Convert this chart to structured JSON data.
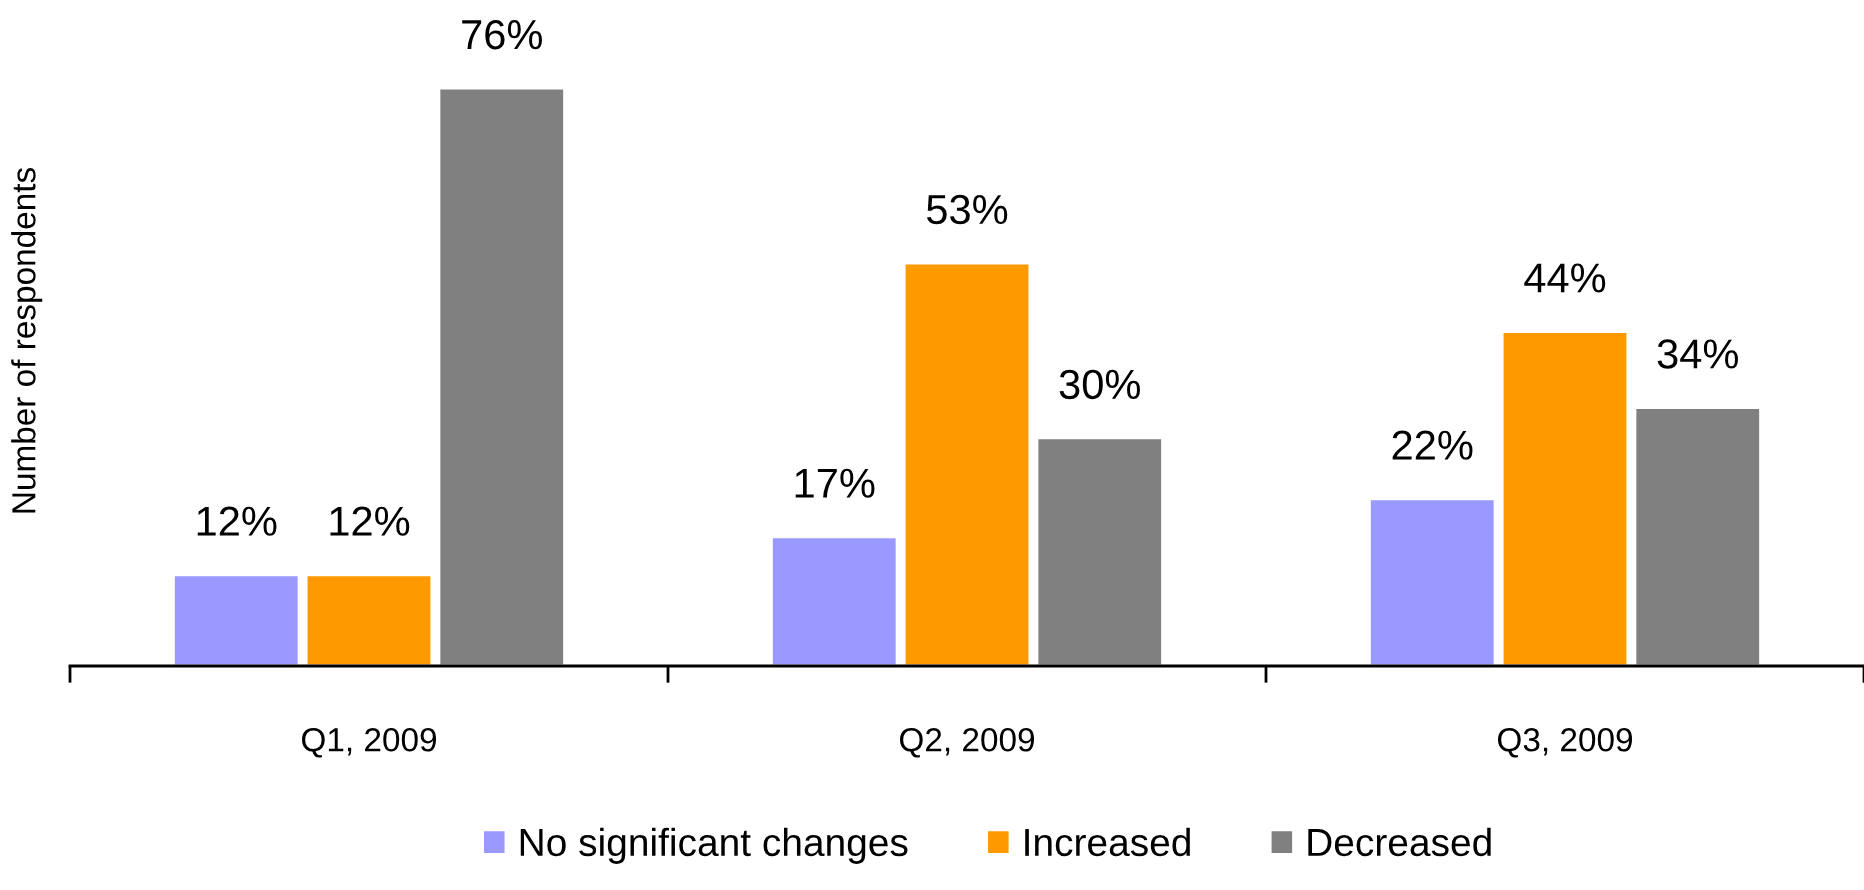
{
  "chart_data": {
    "type": "bar",
    "ylabel": "Number of respondents",
    "categories": [
      "Q1, 2009",
      "Q2, 2009",
      "Q3, 2009"
    ],
    "series": [
      {
        "name": "No significant changes",
        "color": "#9999ff",
        "values": [
          12,
          17,
          22
        ],
        "value_labels": [
          "12%",
          "17%",
          "22%"
        ]
      },
      {
        "name": "Increased",
        "color": "#ff9900",
        "values": [
          12,
          53,
          44
        ],
        "value_labels": [
          "12%",
          "53%",
          "44%"
        ]
      },
      {
        "name": "Decreased",
        "color": "#808080",
        "values": [
          76,
          30,
          34
        ],
        "value_labels": [
          "76%",
          "30%",
          "34%"
        ]
      }
    ],
    "grid": false,
    "legend": "bottom"
  }
}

→ **Exercise brief**: Reproduce all of the entries word for word, skipping any pictures they hold.

→ **Written answer**:
Convert this chart to structured JSON data.
{
  "chart_data": {
    "type": "bar",
    "ylabel": "Number of respondents",
    "categories": [
      "Q1, 2009",
      "Q2, 2009",
      "Q3, 2009"
    ],
    "series": [
      {
        "name": "No significant changes",
        "color": "#9999ff",
        "values": [
          12,
          17,
          22
        ],
        "value_labels": [
          "12%",
          "17%",
          "22%"
        ]
      },
      {
        "name": "Increased",
        "color": "#ff9900",
        "values": [
          12,
          53,
          44
        ],
        "value_labels": [
          "12%",
          "53%",
          "44%"
        ]
      },
      {
        "name": "Decreased",
        "color": "#808080",
        "values": [
          76,
          30,
          34
        ],
        "value_labels": [
          "76%",
          "30%",
          "34%"
        ]
      }
    ],
    "grid": false,
    "legend": "bottom"
  }
}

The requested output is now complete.